Locate and copy all lines bearing the word "informazioni".

— Start Records to process —

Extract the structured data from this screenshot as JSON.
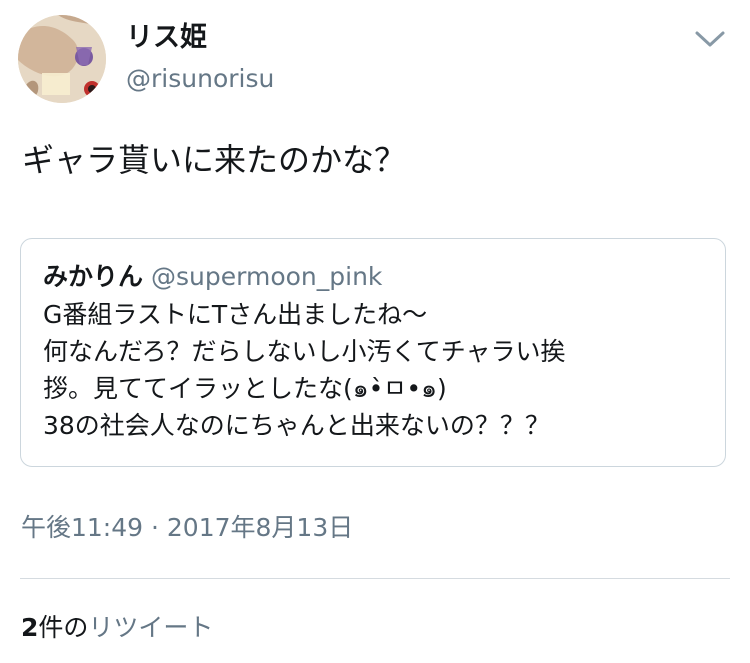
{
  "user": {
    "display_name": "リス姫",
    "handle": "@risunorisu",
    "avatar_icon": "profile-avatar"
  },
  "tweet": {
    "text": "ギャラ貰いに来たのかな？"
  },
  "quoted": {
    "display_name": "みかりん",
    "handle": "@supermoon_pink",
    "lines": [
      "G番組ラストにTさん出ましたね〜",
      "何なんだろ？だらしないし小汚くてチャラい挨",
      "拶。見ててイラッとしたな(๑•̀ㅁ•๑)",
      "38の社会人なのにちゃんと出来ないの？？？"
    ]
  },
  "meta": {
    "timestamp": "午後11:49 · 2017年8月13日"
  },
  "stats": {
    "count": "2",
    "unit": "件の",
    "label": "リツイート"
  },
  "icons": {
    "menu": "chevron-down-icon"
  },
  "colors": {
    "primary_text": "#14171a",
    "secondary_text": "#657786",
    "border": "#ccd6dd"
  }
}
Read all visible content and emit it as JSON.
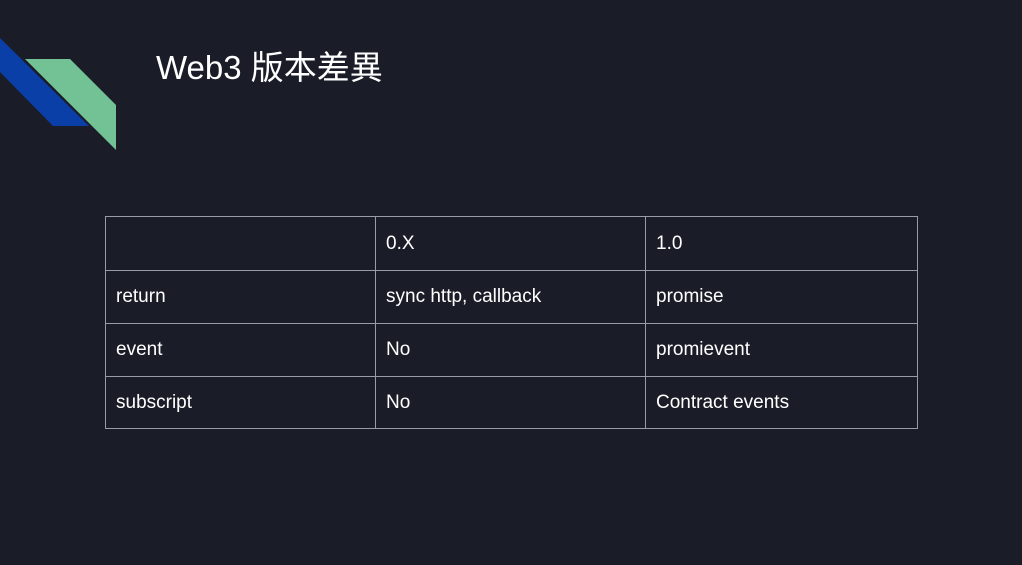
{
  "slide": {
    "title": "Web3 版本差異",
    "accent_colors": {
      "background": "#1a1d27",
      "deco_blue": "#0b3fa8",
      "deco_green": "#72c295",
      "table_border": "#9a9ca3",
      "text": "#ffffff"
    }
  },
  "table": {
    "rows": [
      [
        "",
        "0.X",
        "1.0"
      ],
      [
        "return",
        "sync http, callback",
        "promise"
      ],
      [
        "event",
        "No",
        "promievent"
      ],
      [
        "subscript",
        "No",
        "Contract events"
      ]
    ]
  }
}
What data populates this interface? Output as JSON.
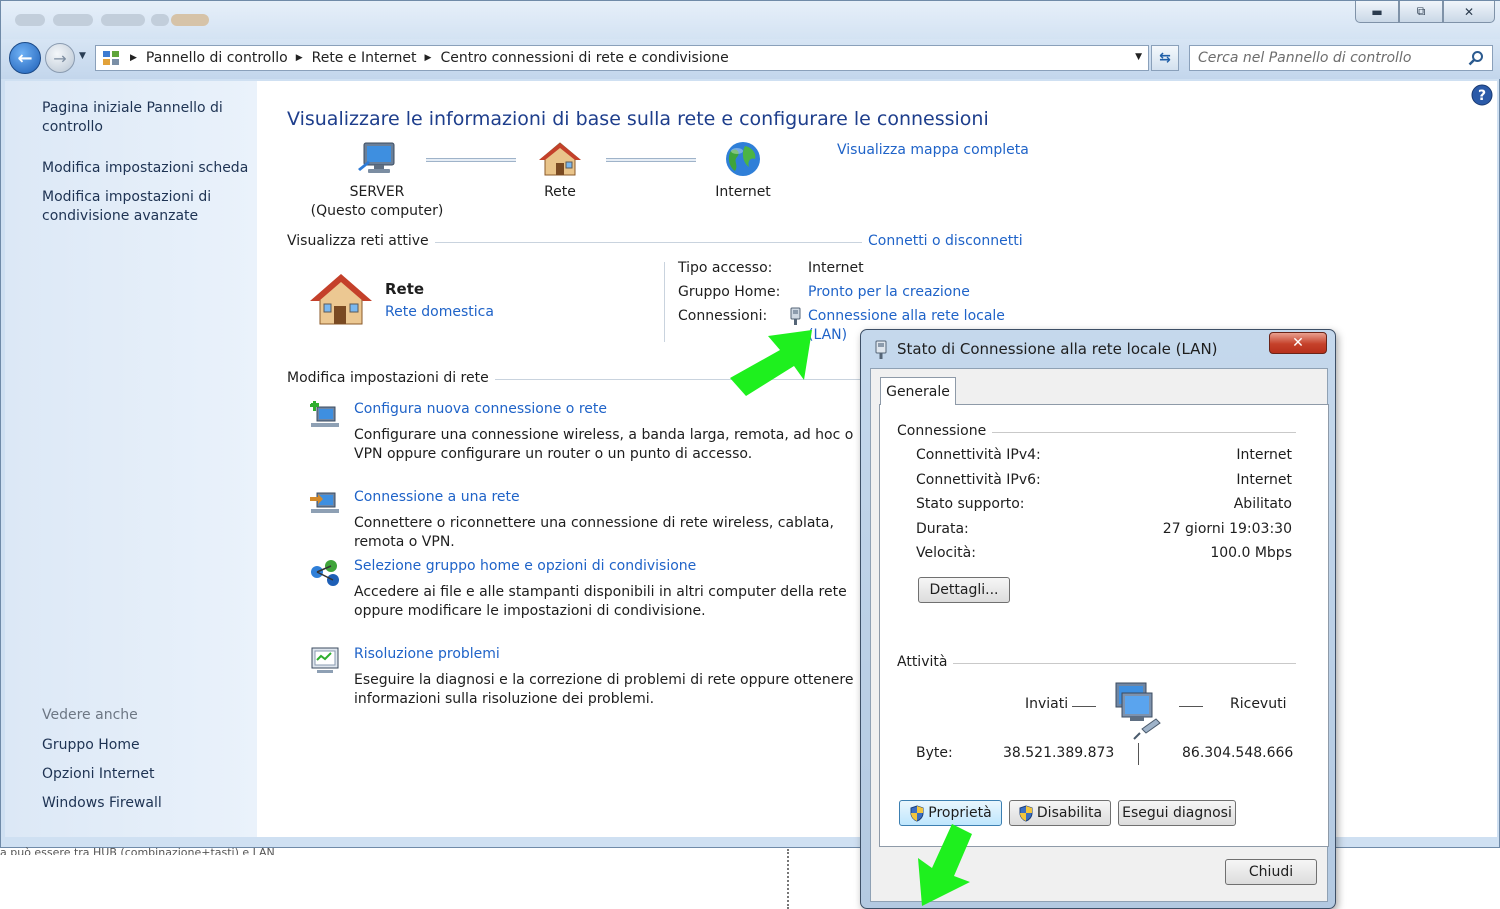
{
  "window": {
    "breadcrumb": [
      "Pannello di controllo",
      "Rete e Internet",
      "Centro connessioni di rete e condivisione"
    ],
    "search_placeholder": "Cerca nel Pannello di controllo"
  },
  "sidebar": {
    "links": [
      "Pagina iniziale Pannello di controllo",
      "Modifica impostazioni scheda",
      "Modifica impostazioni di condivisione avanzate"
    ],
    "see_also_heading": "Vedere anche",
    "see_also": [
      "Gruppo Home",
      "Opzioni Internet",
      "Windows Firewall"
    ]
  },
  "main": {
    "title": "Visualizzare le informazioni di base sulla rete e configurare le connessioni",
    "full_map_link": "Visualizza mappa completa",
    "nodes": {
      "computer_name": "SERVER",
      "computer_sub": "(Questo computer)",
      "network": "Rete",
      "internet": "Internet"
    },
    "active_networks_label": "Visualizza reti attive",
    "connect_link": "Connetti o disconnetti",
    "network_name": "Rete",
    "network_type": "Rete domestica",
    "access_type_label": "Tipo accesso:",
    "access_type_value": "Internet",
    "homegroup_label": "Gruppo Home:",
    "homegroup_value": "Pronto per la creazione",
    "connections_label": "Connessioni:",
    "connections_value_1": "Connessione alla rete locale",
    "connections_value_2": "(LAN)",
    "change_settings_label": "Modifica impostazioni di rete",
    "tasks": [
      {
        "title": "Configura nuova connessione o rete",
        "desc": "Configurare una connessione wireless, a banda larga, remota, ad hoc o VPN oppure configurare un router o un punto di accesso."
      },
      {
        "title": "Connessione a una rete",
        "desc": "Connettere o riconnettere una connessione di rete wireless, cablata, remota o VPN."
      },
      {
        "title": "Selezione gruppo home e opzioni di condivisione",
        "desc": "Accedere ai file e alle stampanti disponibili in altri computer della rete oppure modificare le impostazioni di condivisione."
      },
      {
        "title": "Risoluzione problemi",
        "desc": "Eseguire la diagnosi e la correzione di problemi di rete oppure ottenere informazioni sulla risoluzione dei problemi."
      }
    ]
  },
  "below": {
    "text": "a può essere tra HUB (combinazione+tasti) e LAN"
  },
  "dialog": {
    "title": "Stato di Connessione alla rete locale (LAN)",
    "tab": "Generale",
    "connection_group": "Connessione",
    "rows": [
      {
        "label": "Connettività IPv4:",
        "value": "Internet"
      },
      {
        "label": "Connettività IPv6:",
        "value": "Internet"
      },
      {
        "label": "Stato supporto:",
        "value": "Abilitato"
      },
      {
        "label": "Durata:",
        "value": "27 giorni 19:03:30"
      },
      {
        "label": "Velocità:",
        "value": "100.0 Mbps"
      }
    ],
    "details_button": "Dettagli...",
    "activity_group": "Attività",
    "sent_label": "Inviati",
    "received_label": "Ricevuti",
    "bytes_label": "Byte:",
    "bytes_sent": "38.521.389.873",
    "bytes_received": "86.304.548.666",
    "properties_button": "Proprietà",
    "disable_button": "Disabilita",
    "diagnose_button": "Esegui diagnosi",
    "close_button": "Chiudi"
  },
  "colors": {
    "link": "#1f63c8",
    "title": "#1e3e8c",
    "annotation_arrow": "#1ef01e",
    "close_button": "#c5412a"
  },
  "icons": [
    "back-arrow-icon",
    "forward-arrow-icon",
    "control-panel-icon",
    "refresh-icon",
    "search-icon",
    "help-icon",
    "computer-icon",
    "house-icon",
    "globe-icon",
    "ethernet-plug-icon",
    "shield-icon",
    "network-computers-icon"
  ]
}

— End Records to process —

* Response *
    "title": "Visualizzare le informazioni di base sulla rete e configurare le connessioni",
        "desc": "Eseguire la diagnosi e la correzione di problemi di rete oppure ottenere informazioni sulla risoluzione dei problemi."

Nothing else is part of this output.